[Start]
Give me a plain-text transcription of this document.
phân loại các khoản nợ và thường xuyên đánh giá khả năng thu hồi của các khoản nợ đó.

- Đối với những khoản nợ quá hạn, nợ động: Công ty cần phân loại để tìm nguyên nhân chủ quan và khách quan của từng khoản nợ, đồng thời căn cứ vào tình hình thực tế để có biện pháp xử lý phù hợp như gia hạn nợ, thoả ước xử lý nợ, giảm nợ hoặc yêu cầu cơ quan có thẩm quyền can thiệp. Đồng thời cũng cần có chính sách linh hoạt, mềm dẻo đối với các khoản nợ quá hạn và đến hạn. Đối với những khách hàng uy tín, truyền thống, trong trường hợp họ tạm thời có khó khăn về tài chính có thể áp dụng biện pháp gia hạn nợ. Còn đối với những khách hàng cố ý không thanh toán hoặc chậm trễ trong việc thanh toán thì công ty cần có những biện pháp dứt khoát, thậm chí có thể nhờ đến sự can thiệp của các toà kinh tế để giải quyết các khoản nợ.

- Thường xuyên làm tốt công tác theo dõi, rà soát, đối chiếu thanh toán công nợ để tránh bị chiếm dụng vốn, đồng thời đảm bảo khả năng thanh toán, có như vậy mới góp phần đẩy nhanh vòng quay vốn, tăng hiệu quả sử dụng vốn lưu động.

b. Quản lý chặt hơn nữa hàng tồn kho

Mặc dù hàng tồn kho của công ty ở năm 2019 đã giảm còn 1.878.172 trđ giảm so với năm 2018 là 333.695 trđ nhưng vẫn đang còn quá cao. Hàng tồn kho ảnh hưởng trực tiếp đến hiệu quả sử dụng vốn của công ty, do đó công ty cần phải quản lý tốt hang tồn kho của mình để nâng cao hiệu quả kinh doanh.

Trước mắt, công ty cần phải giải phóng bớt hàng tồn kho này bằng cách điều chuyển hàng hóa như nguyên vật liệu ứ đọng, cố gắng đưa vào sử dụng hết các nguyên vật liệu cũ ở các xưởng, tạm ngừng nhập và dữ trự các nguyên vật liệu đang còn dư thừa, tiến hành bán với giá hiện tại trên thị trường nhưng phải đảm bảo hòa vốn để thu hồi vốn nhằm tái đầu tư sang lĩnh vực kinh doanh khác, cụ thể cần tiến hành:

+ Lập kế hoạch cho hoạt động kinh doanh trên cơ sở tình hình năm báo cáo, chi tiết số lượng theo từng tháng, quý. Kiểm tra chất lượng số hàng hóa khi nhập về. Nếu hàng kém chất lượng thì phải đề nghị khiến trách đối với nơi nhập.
[End]
[Start]
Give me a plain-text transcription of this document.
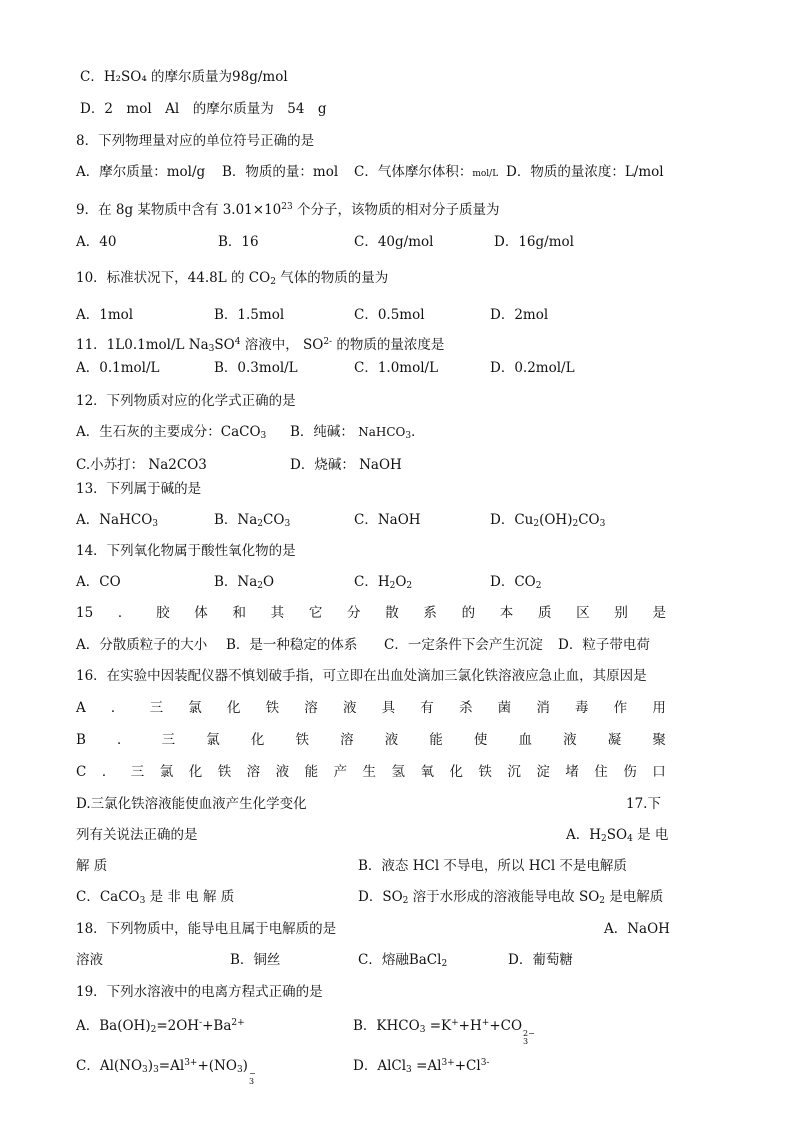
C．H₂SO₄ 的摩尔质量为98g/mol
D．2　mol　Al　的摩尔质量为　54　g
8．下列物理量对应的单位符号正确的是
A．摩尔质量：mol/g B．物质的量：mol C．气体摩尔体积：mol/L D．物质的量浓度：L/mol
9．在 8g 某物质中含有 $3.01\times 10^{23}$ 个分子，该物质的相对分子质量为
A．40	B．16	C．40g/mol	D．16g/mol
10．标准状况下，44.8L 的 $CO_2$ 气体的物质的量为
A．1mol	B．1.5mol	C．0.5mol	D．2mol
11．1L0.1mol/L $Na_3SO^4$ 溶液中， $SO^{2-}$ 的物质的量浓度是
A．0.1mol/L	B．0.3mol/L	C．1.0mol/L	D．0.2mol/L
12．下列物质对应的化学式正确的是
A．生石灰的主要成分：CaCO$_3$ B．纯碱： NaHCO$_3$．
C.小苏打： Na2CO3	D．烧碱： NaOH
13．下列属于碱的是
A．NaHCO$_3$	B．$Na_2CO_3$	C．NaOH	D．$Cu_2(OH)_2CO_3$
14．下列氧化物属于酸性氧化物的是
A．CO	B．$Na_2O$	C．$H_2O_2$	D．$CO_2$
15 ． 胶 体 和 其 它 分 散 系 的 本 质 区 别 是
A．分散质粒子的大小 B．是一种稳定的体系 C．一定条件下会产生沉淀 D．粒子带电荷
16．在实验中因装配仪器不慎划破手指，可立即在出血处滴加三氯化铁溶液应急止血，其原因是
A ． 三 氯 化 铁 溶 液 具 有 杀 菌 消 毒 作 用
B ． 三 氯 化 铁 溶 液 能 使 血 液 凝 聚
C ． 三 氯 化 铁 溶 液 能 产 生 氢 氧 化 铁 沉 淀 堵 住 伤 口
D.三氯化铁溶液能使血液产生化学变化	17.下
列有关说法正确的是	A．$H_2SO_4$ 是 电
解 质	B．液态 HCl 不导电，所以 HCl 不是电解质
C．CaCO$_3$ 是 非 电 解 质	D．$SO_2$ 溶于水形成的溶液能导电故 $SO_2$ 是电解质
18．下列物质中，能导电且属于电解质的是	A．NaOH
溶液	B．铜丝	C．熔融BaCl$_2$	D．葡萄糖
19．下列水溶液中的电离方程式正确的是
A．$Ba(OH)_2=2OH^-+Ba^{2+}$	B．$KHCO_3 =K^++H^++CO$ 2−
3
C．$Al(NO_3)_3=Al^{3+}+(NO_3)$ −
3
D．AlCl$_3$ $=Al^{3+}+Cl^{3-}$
[End]
#### PROBLEM STATEMENT
List each line holding the string "phải".

#### TASK RESULT
Mặc dù hàng tồn kho của công ty ở năm 2019 đã giảm còn 1.878.172 trđ giảm so với năm 2018 là 333.695 trđ nhưng vẫn đang còn quá cao. Hàng tồn kho ảnh hưởng trực tiếp đến hiệu quả sử dụng vốn của công ty, do đó công ty cần phải quản lý tốt hang tồn kho của mình để nâng cao hiệu quả kinh doanh.
Trước mắt, công ty cần phải giải phóng bớt hàng tồn kho này bằng cách điều chuyển hàng hóa như nguyên vật liệu ứ đọng, cố gắng đưa vào sử dụng hết các nguyên vật liệu cũ ở các xưởng, tạm ngừng nhập và dữ trự các nguyên vật liệu đang còn dư thừa, tiến hành bán với giá hiện tại trên thị trường nhưng phải đảm bảo hòa vốn để thu hồi vốn nhằm tái đầu tư sang lĩnh vực kinh doanh khác, cụ thể cần tiến hành:
+ Lập kế hoạch cho hoạt động kinh doanh trên cơ sở tình hình năm báo cáo, chi tiết số lượng theo từng tháng, quý. Kiểm tra chất lượng số hàng hóa khi nhập về. Nếu hàng kém chất lượng thì phải đề nghị khiến trách đối với nơi nhập.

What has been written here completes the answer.